--- GIVEN TASK ---
Take the lines from the one with "Convert this document image to plain text." to the end of the listing, both ends included, and quote them exactly, leaving pictures out.

..............................

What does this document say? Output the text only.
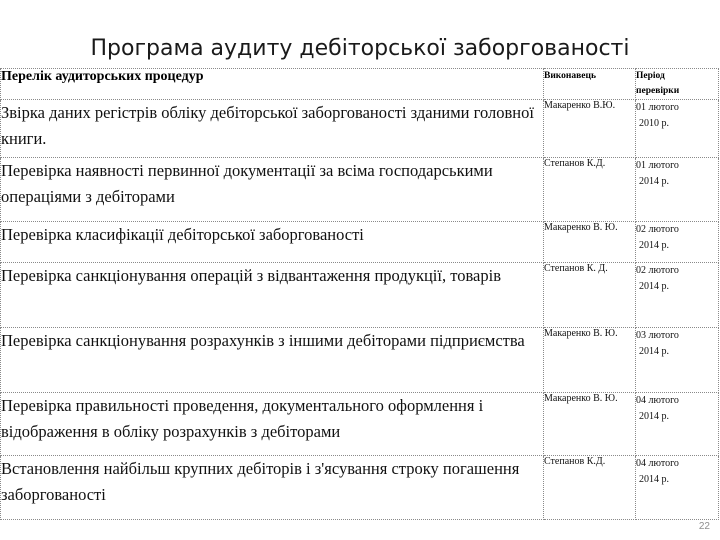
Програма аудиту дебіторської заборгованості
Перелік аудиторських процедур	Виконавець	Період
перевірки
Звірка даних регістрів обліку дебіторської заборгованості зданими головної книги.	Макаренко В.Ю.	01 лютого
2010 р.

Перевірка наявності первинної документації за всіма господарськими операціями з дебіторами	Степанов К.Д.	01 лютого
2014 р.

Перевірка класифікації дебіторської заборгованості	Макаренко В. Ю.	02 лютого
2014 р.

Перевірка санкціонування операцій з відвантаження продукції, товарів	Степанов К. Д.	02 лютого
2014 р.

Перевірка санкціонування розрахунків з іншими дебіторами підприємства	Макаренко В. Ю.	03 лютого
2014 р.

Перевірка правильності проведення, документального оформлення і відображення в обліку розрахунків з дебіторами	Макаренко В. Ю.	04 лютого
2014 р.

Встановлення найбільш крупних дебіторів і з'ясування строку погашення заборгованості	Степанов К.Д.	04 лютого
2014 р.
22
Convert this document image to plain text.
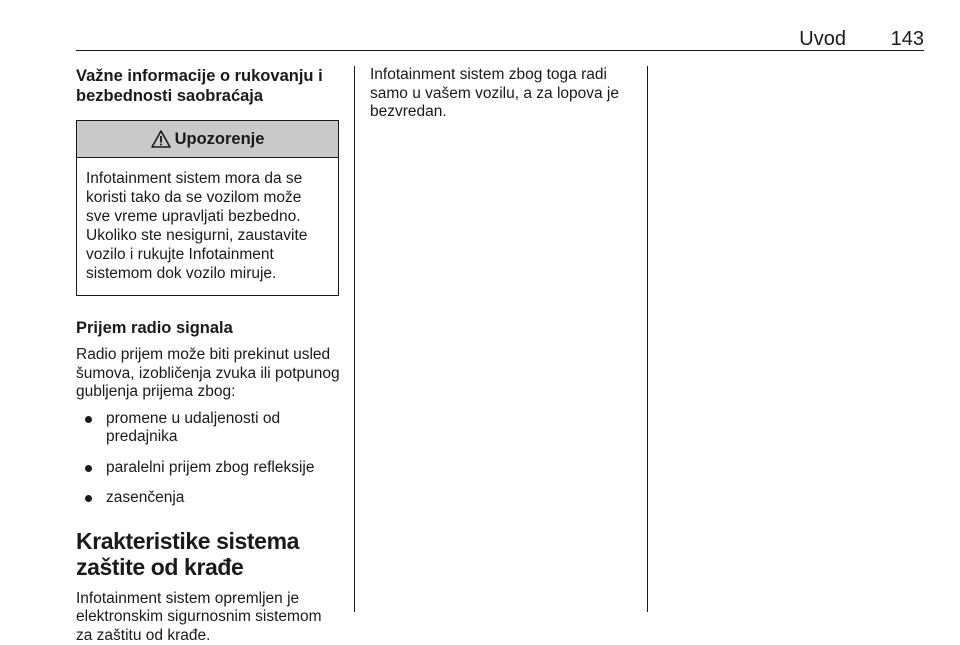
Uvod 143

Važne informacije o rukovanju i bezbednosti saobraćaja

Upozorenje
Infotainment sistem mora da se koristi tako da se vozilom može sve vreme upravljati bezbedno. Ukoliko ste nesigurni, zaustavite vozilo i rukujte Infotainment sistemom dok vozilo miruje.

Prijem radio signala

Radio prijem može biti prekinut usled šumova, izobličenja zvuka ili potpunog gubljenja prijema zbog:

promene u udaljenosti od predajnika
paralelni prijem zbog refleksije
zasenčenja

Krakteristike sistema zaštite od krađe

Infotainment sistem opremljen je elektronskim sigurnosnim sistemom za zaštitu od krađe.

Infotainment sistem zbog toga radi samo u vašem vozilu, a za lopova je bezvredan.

..............................

--- SOLUTION ---
Convert this document image to plain text.
Uvod 143

Važne informacije o rukovanju i bezbednosti saobraćaja

Upozorenje
Infotainment sistem mora da se koristi tako da se vozilom može sve vreme upravljati bezbedno. Ukoliko ste nesigurni, zaustavite vozilo i rukujte Infotainment sistemom dok vozilo miruje.

Prijem radio signala

Radio prijem može biti prekinut usled šumova, izobličenja zvuka ili potpunog gubljenja prijema zbog:

promene u udaljenosti od predajnika
paralelni prijem zbog refleksije
zasenčenja

Krakteristike sistema zaštite od krađe

Infotainment sistem opremljen je elektronskim sigurnosnim sistemom za zaštitu od krađe.

Infotainment sistem zbog toga radi samo u vašem vozilu, a za lopova je bezvredan.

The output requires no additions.